● **The records**:
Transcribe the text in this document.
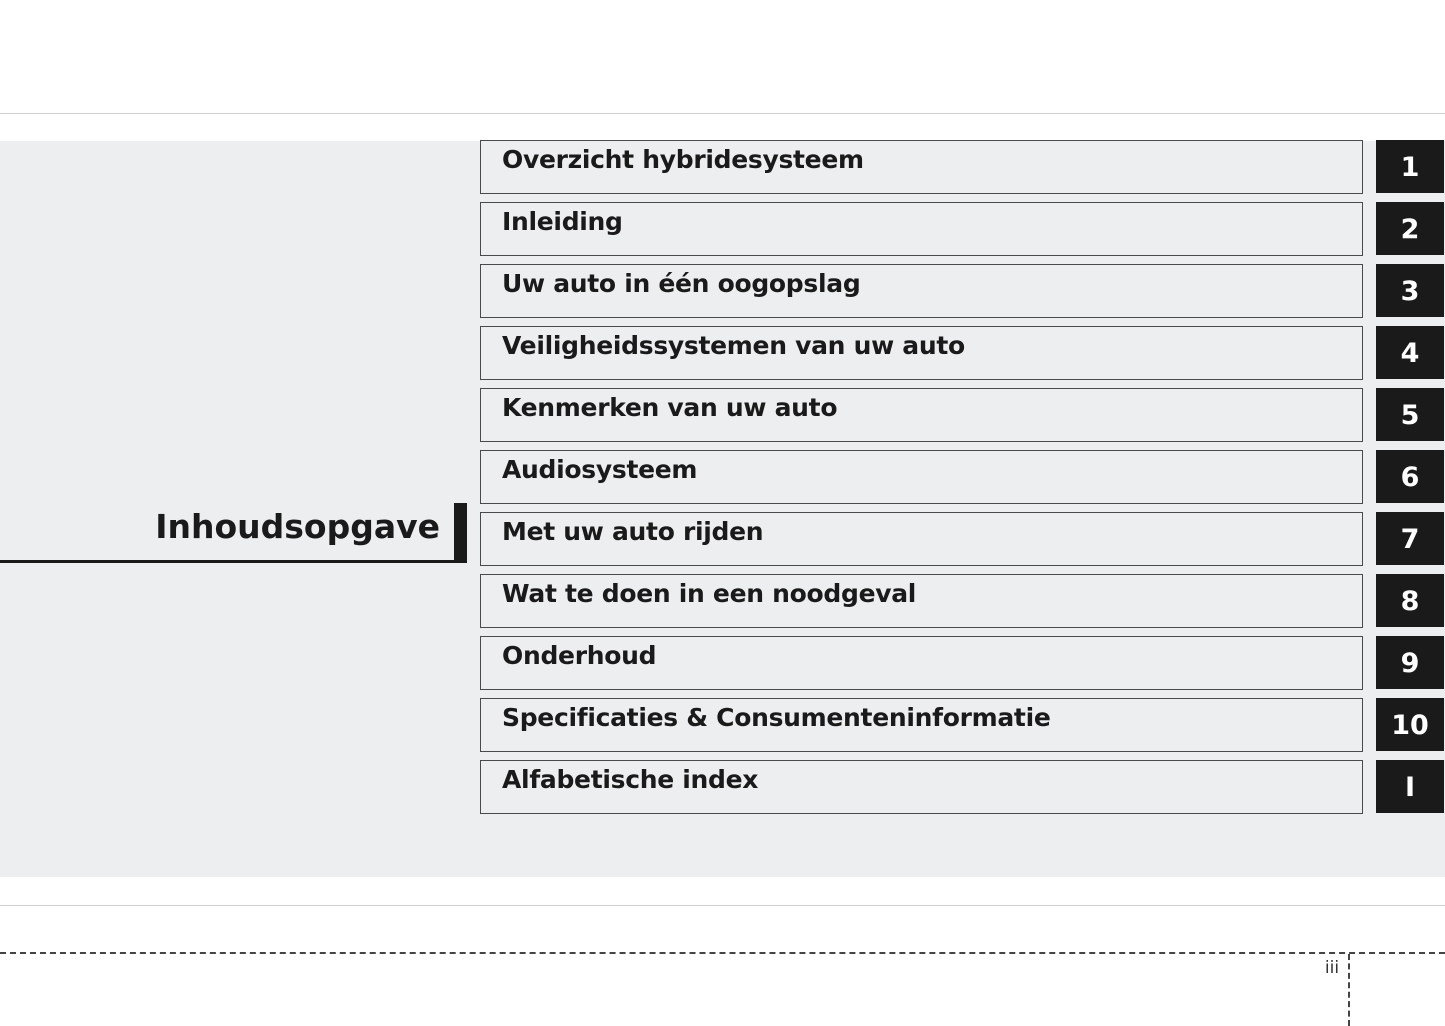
Inhoudsopgave
Overzicht hybridesysteem	1
Inleiding	2
Uw auto in één oogopslag	3
Veiligheidssystemen van uw auto	4
Kenmerken van uw auto	5
Audiosysteem	6
Met uw auto rijden	7
Wat te doen in een noodgeval	8
Onderhoud	9
Specificaties & Consumenteninformatie	10
Alfabetische index	I
iii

● **Task objective**: Show each line of the listing that holds the string "auto".

● **Result below**:
Uw auto in één oogopslag	3
Veiligheidssystemen van uw auto	4
Kenmerken van uw auto	5
Met uw auto rijden	7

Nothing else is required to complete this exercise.